Dataset rows about figures:
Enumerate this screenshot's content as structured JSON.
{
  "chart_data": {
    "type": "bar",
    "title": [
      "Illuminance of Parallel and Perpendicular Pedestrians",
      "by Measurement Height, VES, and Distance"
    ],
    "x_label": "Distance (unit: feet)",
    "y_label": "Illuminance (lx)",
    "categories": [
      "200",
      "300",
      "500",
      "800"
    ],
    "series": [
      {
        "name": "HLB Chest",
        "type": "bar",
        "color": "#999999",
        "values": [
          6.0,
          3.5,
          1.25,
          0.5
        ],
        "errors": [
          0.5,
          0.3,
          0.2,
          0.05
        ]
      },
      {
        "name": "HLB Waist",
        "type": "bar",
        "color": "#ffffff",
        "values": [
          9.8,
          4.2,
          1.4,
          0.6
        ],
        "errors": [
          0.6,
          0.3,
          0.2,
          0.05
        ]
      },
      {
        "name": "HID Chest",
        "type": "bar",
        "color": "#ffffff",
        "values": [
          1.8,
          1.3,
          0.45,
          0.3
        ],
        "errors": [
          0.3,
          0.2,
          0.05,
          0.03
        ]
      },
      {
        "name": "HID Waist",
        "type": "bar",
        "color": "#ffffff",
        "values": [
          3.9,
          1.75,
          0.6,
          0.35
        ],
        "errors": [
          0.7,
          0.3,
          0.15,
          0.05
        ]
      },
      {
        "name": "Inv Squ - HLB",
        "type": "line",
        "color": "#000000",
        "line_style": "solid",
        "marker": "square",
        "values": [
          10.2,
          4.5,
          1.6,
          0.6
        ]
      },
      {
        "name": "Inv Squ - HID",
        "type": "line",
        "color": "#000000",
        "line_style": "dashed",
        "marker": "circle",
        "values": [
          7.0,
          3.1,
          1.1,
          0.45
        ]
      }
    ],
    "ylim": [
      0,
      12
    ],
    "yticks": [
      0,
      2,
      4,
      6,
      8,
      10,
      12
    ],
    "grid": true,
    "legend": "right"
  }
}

==

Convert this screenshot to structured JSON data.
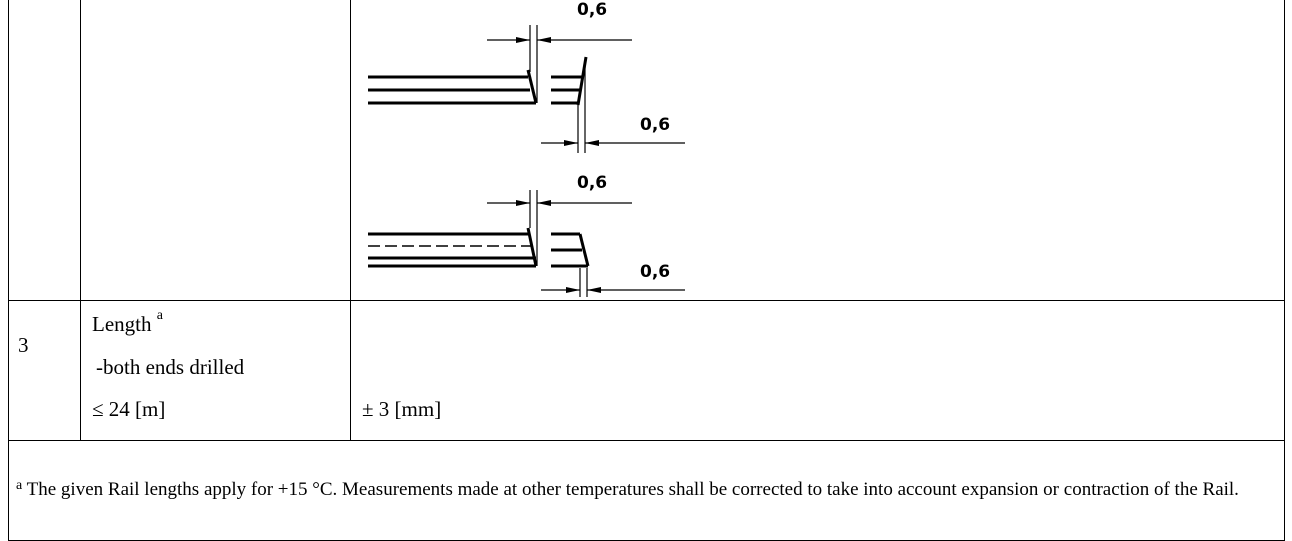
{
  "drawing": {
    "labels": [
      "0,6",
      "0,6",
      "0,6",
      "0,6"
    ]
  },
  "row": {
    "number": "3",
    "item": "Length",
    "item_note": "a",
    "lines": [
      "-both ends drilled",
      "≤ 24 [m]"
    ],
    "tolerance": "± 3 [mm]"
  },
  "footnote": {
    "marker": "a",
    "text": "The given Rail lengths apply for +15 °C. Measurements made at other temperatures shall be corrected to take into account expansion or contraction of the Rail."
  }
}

==

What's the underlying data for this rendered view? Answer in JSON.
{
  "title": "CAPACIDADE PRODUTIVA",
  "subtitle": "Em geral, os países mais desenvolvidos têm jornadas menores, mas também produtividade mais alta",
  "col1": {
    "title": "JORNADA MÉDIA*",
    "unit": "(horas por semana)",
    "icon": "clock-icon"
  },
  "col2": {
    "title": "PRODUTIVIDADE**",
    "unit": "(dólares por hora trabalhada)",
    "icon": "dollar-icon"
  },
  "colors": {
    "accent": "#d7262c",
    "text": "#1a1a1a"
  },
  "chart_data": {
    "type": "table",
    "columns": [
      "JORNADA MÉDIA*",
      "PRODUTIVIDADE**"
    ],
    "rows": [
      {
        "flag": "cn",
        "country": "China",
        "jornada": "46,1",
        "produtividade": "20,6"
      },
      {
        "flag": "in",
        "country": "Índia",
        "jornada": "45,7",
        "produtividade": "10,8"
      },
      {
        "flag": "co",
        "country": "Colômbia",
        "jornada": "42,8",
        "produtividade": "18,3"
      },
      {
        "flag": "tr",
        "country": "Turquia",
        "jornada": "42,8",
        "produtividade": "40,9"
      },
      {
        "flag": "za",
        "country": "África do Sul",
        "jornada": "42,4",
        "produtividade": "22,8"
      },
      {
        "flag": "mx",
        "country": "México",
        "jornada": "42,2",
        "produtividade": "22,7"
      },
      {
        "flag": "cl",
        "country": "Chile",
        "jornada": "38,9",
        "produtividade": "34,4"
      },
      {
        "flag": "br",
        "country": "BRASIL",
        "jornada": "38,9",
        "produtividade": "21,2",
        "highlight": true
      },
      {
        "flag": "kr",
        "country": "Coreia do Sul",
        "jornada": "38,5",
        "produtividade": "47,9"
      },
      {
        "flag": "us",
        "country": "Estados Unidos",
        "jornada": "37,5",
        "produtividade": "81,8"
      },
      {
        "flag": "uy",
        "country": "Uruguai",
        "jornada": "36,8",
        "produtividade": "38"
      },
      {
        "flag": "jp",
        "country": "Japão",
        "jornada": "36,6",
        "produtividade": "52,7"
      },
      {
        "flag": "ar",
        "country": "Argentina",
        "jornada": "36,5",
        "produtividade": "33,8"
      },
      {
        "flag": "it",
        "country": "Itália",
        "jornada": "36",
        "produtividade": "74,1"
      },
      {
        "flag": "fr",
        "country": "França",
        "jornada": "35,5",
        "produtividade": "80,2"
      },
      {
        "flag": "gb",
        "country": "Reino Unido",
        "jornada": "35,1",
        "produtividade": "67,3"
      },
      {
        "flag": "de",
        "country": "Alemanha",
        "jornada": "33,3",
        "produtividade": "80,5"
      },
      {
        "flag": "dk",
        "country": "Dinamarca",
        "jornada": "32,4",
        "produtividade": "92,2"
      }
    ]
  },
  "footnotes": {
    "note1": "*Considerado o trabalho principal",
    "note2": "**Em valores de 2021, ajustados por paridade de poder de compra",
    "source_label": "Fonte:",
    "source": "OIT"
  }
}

**Problem:** Determine how many lines in the listing above hold the string "marker", then write only the number.

**Finished task:** 3